§ Stated exercise
Collect each line of the entries that holds the string "name".

::: Extracted data

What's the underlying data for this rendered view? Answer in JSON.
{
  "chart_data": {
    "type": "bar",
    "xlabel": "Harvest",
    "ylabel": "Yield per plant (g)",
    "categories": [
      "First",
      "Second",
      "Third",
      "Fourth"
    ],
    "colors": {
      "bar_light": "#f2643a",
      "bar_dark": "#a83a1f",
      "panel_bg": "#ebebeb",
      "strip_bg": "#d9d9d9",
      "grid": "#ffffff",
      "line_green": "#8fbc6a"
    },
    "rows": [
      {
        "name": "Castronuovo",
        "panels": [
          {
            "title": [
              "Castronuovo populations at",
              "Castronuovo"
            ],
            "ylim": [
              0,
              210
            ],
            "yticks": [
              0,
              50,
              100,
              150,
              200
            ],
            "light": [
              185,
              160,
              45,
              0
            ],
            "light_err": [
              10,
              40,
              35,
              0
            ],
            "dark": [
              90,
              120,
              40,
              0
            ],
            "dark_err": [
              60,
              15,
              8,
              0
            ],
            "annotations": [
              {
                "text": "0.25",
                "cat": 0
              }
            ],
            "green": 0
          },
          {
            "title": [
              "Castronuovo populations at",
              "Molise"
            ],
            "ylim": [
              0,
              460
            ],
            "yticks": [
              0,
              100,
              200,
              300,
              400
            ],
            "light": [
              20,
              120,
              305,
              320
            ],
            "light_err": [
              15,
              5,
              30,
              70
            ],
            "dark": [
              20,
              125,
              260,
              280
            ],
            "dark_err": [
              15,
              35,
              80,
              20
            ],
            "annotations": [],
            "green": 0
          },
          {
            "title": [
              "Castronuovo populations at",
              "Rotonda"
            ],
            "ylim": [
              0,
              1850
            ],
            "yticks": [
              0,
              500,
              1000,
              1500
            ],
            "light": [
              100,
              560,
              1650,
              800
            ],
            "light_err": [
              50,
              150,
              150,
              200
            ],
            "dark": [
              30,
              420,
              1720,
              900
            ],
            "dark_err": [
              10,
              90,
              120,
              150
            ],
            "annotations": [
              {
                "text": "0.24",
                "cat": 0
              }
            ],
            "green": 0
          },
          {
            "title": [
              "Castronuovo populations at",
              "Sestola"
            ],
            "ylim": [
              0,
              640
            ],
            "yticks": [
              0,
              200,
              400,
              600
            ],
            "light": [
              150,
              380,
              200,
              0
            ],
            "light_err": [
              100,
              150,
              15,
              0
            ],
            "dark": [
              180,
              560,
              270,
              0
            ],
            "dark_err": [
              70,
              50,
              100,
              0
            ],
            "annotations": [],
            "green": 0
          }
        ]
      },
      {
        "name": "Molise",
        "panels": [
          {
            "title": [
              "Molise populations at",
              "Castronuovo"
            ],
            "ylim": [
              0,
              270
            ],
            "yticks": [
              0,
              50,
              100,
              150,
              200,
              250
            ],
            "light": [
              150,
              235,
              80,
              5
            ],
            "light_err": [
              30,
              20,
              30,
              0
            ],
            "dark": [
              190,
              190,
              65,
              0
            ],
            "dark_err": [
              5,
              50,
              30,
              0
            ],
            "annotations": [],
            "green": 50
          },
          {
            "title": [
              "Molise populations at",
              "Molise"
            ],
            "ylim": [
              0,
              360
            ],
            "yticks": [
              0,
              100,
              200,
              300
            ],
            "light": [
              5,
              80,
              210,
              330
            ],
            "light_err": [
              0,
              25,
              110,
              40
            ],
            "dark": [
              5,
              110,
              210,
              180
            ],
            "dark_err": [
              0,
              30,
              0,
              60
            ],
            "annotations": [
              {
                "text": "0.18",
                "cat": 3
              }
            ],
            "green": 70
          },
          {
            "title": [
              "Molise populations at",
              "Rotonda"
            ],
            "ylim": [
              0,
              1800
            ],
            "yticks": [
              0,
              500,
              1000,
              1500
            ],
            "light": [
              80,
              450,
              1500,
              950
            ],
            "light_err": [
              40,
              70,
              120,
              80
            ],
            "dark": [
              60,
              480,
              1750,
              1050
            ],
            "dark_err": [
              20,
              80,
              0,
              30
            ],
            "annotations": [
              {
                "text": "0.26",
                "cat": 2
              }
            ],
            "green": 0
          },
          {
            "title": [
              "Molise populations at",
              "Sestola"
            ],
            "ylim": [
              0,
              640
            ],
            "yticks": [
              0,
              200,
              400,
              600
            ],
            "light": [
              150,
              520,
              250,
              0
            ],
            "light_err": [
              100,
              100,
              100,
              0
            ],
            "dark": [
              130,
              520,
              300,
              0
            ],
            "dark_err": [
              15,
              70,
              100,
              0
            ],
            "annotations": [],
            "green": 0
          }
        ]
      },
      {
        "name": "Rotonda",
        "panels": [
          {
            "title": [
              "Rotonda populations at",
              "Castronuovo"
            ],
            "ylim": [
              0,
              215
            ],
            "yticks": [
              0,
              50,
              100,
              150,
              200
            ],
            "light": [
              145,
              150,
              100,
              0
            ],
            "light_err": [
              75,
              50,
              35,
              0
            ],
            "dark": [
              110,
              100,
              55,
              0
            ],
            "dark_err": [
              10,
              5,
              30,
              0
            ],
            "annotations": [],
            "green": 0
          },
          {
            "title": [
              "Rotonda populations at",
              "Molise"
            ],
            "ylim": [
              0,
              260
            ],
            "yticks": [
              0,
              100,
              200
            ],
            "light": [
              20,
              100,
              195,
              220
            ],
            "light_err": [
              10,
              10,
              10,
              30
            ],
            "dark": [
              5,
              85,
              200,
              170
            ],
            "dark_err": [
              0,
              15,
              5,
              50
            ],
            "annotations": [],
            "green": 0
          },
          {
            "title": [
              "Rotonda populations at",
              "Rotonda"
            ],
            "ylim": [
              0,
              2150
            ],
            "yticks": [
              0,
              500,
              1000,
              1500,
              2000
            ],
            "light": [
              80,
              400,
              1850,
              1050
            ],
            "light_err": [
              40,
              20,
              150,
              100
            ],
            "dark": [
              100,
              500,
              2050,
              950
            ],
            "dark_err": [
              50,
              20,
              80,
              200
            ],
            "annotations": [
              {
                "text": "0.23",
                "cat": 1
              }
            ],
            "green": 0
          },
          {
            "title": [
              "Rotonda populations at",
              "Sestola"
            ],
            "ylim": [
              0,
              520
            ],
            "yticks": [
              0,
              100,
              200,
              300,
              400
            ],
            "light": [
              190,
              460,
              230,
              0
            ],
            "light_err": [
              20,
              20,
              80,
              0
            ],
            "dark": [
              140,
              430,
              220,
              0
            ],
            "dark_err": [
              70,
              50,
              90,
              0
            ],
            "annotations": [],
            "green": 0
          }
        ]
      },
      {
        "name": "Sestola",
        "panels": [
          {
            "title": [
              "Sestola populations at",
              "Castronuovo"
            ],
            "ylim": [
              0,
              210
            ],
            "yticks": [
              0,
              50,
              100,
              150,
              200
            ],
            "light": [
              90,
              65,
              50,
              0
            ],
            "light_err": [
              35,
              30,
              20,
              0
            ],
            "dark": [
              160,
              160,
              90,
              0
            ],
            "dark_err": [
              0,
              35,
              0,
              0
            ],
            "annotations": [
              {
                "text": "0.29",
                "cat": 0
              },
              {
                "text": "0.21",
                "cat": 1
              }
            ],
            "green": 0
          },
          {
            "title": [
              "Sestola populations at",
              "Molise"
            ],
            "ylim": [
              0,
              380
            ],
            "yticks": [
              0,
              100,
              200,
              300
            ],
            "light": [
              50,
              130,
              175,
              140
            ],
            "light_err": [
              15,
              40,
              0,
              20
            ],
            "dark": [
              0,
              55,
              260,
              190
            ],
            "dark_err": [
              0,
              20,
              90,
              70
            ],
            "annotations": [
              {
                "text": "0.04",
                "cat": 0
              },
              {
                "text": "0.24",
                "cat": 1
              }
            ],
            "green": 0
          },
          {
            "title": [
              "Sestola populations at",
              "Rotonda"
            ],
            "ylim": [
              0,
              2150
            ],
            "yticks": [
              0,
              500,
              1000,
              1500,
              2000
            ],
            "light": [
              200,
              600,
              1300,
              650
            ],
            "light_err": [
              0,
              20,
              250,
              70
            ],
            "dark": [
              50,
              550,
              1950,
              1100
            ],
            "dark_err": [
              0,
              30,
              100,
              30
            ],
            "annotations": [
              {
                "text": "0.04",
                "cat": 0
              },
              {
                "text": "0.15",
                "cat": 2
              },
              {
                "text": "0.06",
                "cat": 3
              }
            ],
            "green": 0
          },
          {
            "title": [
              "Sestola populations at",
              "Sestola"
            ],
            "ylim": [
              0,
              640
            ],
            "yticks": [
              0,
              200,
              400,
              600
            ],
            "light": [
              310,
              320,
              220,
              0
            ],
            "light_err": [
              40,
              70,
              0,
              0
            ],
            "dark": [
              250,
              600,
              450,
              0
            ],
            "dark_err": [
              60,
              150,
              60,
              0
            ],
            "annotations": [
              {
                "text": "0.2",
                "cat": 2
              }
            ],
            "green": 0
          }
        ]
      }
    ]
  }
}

::::::

§ Solution to the exercise
        "name": "Castronuovo",
        "name": "Molise",
        "name": "Rotonda",
        "name": "Sestola",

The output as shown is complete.